**JOB:**
Write out every entry exactly as given, but omit the pictures.

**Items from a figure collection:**
====

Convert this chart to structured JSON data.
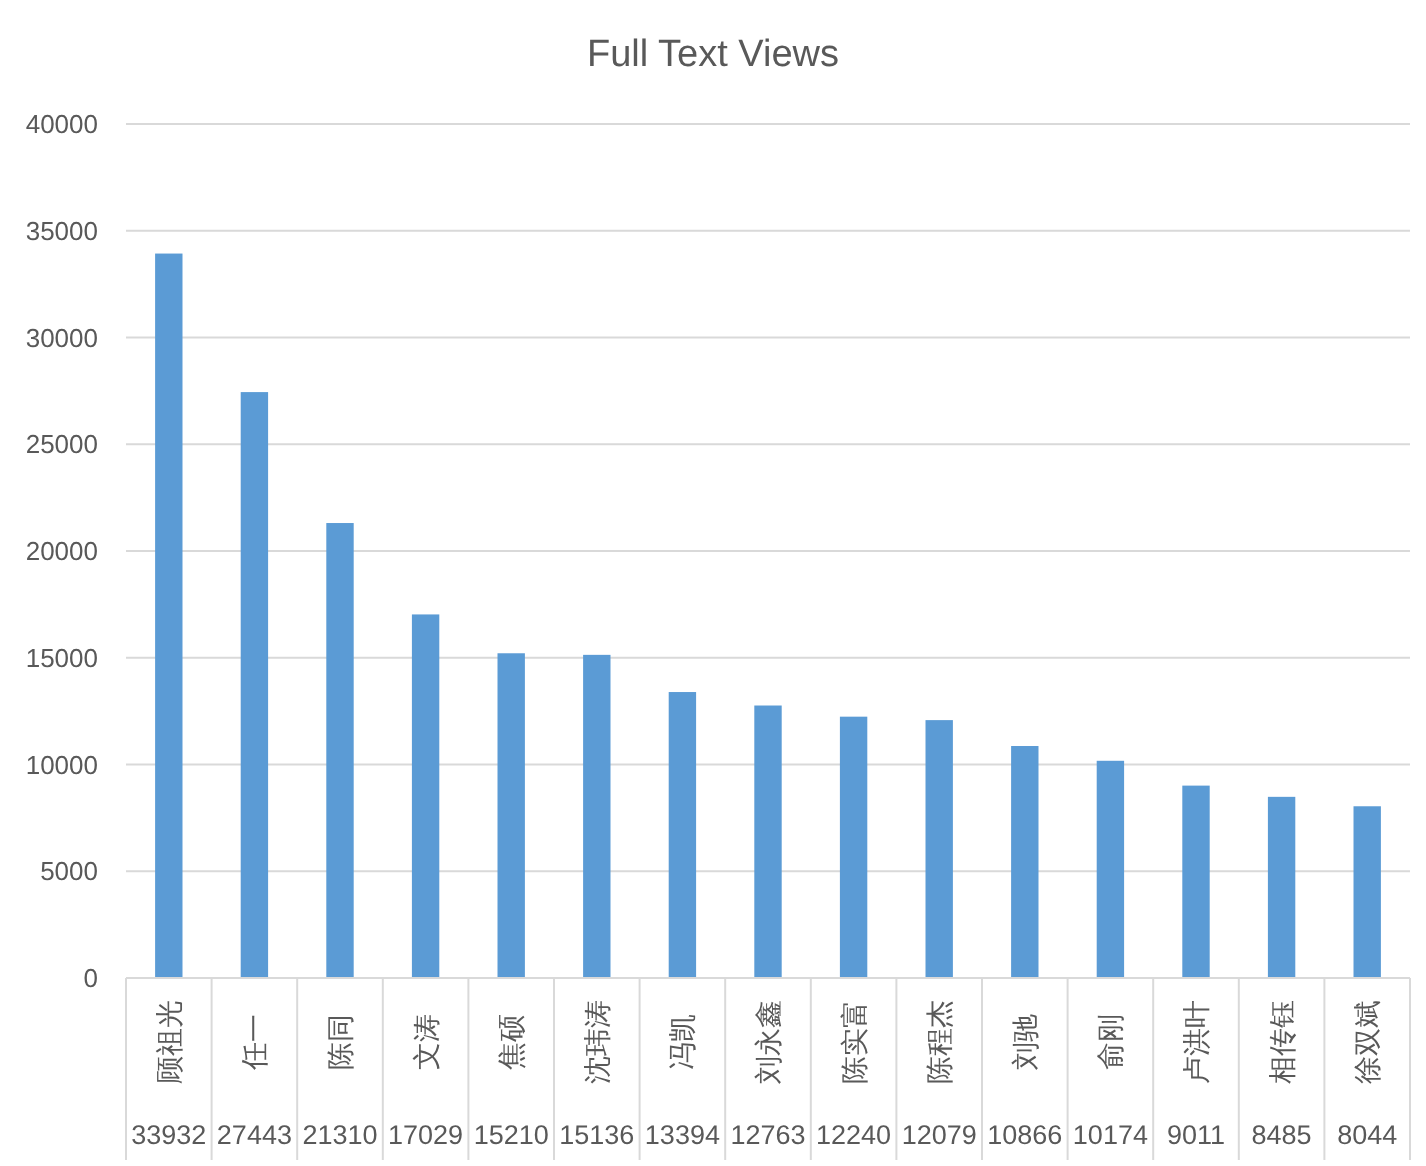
{
  "chart_data": {
    "type": "bar",
    "title": "Full Text Views",
    "categories": [
      "顾祖光",
      "任一",
      "陈同",
      "文涛",
      "焦硕",
      "沈玮涛",
      "冯凯",
      "刘永鑫",
      "陈实富",
      "陈程杰",
      "刘驰",
      "俞刚",
      "卢洪叶",
      "相传钰",
      "徐双斌"
    ],
    "values": [
      33932,
      27443,
      21310,
      17029,
      15210,
      15136,
      13394,
      12763,
      12240,
      12079,
      10866,
      10174,
      9011,
      8485,
      8044
    ],
    "color": "#5b9bd5",
    "ylim": [
      0,
      40000
    ],
    "yticks": [
      0,
      5000,
      10000,
      15000,
      20000,
      25000,
      30000,
      35000,
      40000
    ],
    "grid": "y",
    "data_labels": true
  }
}
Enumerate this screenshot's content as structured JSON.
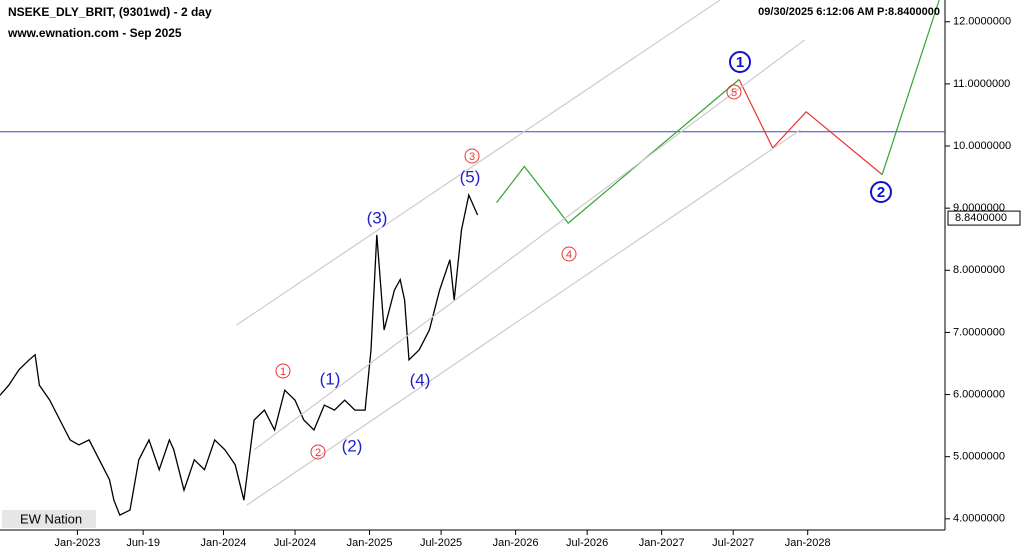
{
  "chart_data": {
    "type": "line",
    "title": "NSEKE_DLY_BRIT, (9301wd) - 2 day",
    "subtitle": "www.ewnation.com  - Sep 2025",
    "timestamp": "09/30/2025 6:12:06 AM  P:8.8400000",
    "logo": "EW Nation",
    "last_price": {
      "value": 8.84,
      "label": "8.8400000"
    },
    "xlim": [
      2022.47,
      2028.94
    ],
    "ylim": [
      3.82,
      12.35
    ],
    "xticks": [
      {
        "value": 2023.0,
        "label": "Jan-2023"
      },
      {
        "value": 2023.45,
        "label": "Jun-19"
      },
      {
        "value": 2024.0,
        "label": "Jan-2024"
      },
      {
        "value": 2024.49,
        "label": "Jul-2024"
      },
      {
        "value": 2025.0,
        "label": "Jan-2025"
      },
      {
        "value": 2025.49,
        "label": "Jul-2025"
      },
      {
        "value": 2026.0,
        "label": "Jan-2026"
      },
      {
        "value": 2026.49,
        "label": "Jul-2026"
      },
      {
        "value": 2027.0,
        "label": "Jan-2027"
      },
      {
        "value": 2027.49,
        "label": "Jul-2027"
      },
      {
        "value": 2028.0,
        "label": "Jan-2028"
      }
    ],
    "yticks": [
      {
        "value": 4,
        "label": "4.0000000"
      },
      {
        "value": 5,
        "label": "5.0000000"
      },
      {
        "value": 6,
        "label": "6.0000000"
      },
      {
        "value": 7,
        "label": "7.0000000"
      },
      {
        "value": 8,
        "label": "8.0000000"
      },
      {
        "value": 9,
        "label": "9.0000000"
      },
      {
        "value": 10,
        "label": "10.0000000"
      },
      {
        "value": 11,
        "label": "11.0000000"
      },
      {
        "value": 12,
        "label": "12.0000000"
      }
    ],
    "hline": {
      "value": 10.23,
      "color": "#3344dd"
    },
    "series": [
      {
        "color": "#000000",
        "x": [
          2022.47,
          2022.53,
          2022.6,
          2022.67,
          2022.71,
          2022.74,
          2022.81,
          2022.88,
          2022.95,
          2023.01,
          2023.08,
          2023.15,
          2023.22,
          2023.25,
          2023.29,
          2023.36,
          2023.42,
          2023.49,
          2023.56,
          2023.63,
          2023.66,
          2023.73,
          2023.8,
          2023.87,
          2023.94,
          2024.01,
          2024.08,
          2024.14,
          2024.21,
          2024.28,
          2024.35,
          2024.42,
          2024.49,
          2024.55,
          2024.62,
          2024.69,
          2024.76,
          2024.83,
          2024.9,
          2024.97,
          2025.01,
          2025.05,
          2025.1,
          2025.17,
          2025.21,
          2025.24,
          2025.27,
          2025.34,
          2025.41,
          2025.48,
          2025.55,
          2025.58,
          2025.63,
          2025.68,
          2025.74
        ],
        "values": [
          5.99,
          6.15,
          6.4,
          6.56,
          6.64,
          6.15,
          5.91,
          5.59,
          5.27,
          5.19,
          5.27,
          4.95,
          4.63,
          4.3,
          4.06,
          4.14,
          4.95,
          5.27,
          4.79,
          5.27,
          5.11,
          4.46,
          4.95,
          4.79,
          5.27,
          5.11,
          4.87,
          4.3,
          5.59,
          5.75,
          5.43,
          6.07,
          5.91,
          5.59,
          5.43,
          5.83,
          5.75,
          5.91,
          5.75,
          5.75,
          6.72,
          8.57,
          7.04,
          7.68,
          7.85,
          7.52,
          6.56,
          6.72,
          7.04,
          7.68,
          8.17,
          7.52,
          8.65,
          9.21,
          8.89
        ]
      },
      {
        "color": "#33a333",
        "x": [
          2025.87,
          2026.06,
          2026.36,
          2027.53
        ],
        "values": [
          9.09,
          9.67,
          8.76,
          11.07
        ]
      },
      {
        "color": "#ee3333",
        "x": [
          2027.53,
          2027.76,
          2027.99,
          2028.51
        ],
        "values": [
          11.07,
          9.97,
          10.55,
          9.54
        ]
      },
      {
        "color": "#33a333",
        "x": [
          2028.51,
          2028.9
        ],
        "values": [
          9.54,
          12.35
        ]
      },
      {
        "color": "#cccccc",
        "x": [
          2024.09,
          2027.4
        ],
        "values": [
          7.12,
          12.35
        ]
      },
      {
        "color": "#cccccc",
        "x": [
          2024.21,
          2027.98
        ],
        "values": [
          5.11,
          11.71
        ]
      },
      {
        "color": "#cccccc",
        "x": [
          2024.16,
          2027.95
        ],
        "values": [
          4.22,
          10.26
        ]
      }
    ],
    "wave_labels": [
      "(1)",
      "(2)",
      "(3)",
      "(4)",
      "(5)"
    ],
    "minor_labels": [
      "1",
      "2",
      "3",
      "4",
      "5"
    ],
    "major_labels": [
      "1",
      "2"
    ]
  }
}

====

**ANSWER TO THIS PROBLEM:**
Convert this chart to structured JSON data.
{
  "chart_data": {
    "type": "bar",
    "title": "Full Text Views",
    "categories": [
      "顾祖光",
      "任一",
      "陈同",
      "文涛",
      "焦硕",
      "沈玮涛",
      "冯凯",
      "刘永鑫",
      "陈实富",
      "陈程杰",
      "刘驰",
      "俞刚",
      "卢洪叶",
      "相传钰",
      "徐双斌"
    ],
    "values": [
      33932,
      27443,
      21310,
      17029,
      15210,
      15136,
      13394,
      12763,
      12240,
      12079,
      10866,
      10174,
      9011,
      8485,
      8044
    ],
    "color": "#5b9bd5",
    "ylim": [
      0,
      40000
    ],
    "yticks": [
      0,
      5000,
      10000,
      15000,
      20000,
      25000,
      30000,
      35000,
      40000
    ],
    "grid": "y",
    "data_labels": true
  }
}
Enumerate this screenshot's content as structured JSON.
{
  "chart_data": {
    "type": "line",
    "title": "NSEKE_DLY_BRIT, (9301wd) - 2 day",
    "subtitle": "www.ewnation.com  - Sep 2025",
    "timestamp": "09/30/2025 6:12:06 AM  P:8.8400000",
    "logo": "EW Nation",
    "last_price": {
      "value": 8.84,
      "label": "8.8400000"
    },
    "xlim": [
      2022.47,
      2028.94
    ],
    "ylim": [
      3.82,
      12.35
    ],
    "xticks": [
      {
        "value": 2023.0,
        "label": "Jan-2023"
      },
      {
        "value": 2023.45,
        "label": "Jun-19"
      },
      {
        "value": 2024.0,
        "label": "Jan-2024"
      },
      {
        "value": 2024.49,
        "label": "Jul-2024"
      },
      {
        "value": 2025.0,
        "label": "Jan-2025"
      },
      {
        "value": 2025.49,
        "label": "Jul-2025"
      },
      {
        "value": 2026.0,
        "label": "Jan-2026"
      },
      {
        "value": 2026.49,
        "label": "Jul-2026"
      },
      {
        "value": 2027.0,
        "label": "Jan-2027"
      },
      {
        "value": 2027.49,
        "label": "Jul-2027"
      },
      {
        "value": 2028.0,
        "label": "Jan-2028"
      }
    ],
    "yticks": [
      {
        "value": 4,
        "label": "4.0000000"
      },
      {
        "value": 5,
        "label": "5.0000000"
      },
      {
        "value": 6,
        "label": "6.0000000"
      },
      {
        "value": 7,
        "label": "7.0000000"
      },
      {
        "value": 8,
        "label": "8.0000000"
      },
      {
        "value": 9,
        "label": "9.0000000"
      },
      {
        "value": 10,
        "label": "10.0000000"
      },
      {
        "value": 11,
        "label": "11.0000000"
      },
      {
        "value": 12,
        "label": "12.0000000"
      }
    ],
    "hline": {
      "value": 10.23,
      "color": "#3344dd"
    },
    "series": [
      {
        "color": "#000000",
        "x": [
          2022.47,
          2022.53,
          2022.6,
          2022.67,
          2022.71,
          2022.74,
          2022.81,
          2022.88,
          2022.95,
          2023.01,
          2023.08,
          2023.15,
          2023.22,
          2023.25,
          2023.29,
          2023.36,
          2023.42,
          2023.49,
          2023.56,
          2023.63,
          2023.66,
          2023.73,
          2023.8,
          2023.87,
          2023.94,
          2024.01,
          2024.08,
          2024.14,
          2024.21,
          2024.28,
          2024.35,
          2024.42,
          2024.49,
          2024.55,
          2024.62,
          2024.69,
          2024.76,
          2024.83,
          2024.9,
          2024.97,
          2025.01,
          2025.05,
          2025.1,
          2025.17,
          2025.21,
          2025.24,
          2025.27,
          2025.34,
          2025.41,
          2025.48,
          2025.55,
          2025.58,
          2025.63,
          2025.68,
          2025.74
        ],
        "values": [
          5.99,
          6.15,
          6.4,
          6.56,
          6.64,
          6.15,
          5.91,
          5.59,
          5.27,
          5.19,
          5.27,
          4.95,
          4.63,
          4.3,
          4.06,
          4.14,
          4.95,
          5.27,
          4.79,
          5.27,
          5.11,
          4.46,
          4.95,
          4.79,
          5.27,
          5.11,
          4.87,
          4.3,
          5.59,
          5.75,
          5.43,
          6.07,
          5.91,
          5.59,
          5.43,
          5.83,
          5.75,
          5.91,
          5.75,
          5.75,
          6.72,
          8.57,
          7.04,
          7.68,
          7.85,
          7.52,
          6.56,
          6.72,
          7.04,
          7.68,
          8.17,
          7.52,
          8.65,
          9.21,
          8.89
        ]
      },
      {
        "color": "#33a333",
        "x": [
          2025.87,
          2026.06,
          2026.36,
          2027.53
        ],
        "values": [
          9.09,
          9.67,
          8.76,
          11.07
        ]
      },
      {
        "color": "#ee3333",
        "x": [
          2027.53,
          2027.76,
          2027.99,
          2028.51
        ],
        "values": [
          11.07,
          9.97,
          10.55,
          9.54
        ]
      },
      {
        "color": "#33a333",
        "x": [
          2028.51,
          2028.9
        ],
        "values": [
          9.54,
          12.35
        ]
      },
      {
        "color": "#cccccc",
        "x": [
          2024.09,
          2027.4
        ],
        "values": [
          7.12,
          12.35
        ]
      },
      {
        "color": "#cccccc",
        "x": [
          2024.21,
          2027.98
        ],
        "values": [
          5.11,
          11.71
        ]
      },
      {
        "color": "#cccccc",
        "x": [
          2024.16,
          2027.95
        ],
        "values": [
          4.22,
          10.26
        ]
      }
    ],
    "wave_labels": [
      "(1)",
      "(2)",
      "(3)",
      "(4)",
      "(5)"
    ],
    "minor_labels": [
      "1",
      "2",
      "3",
      "4",
      "5"
    ],
    "major_labels": [
      "1",
      "2"
    ]
  }
}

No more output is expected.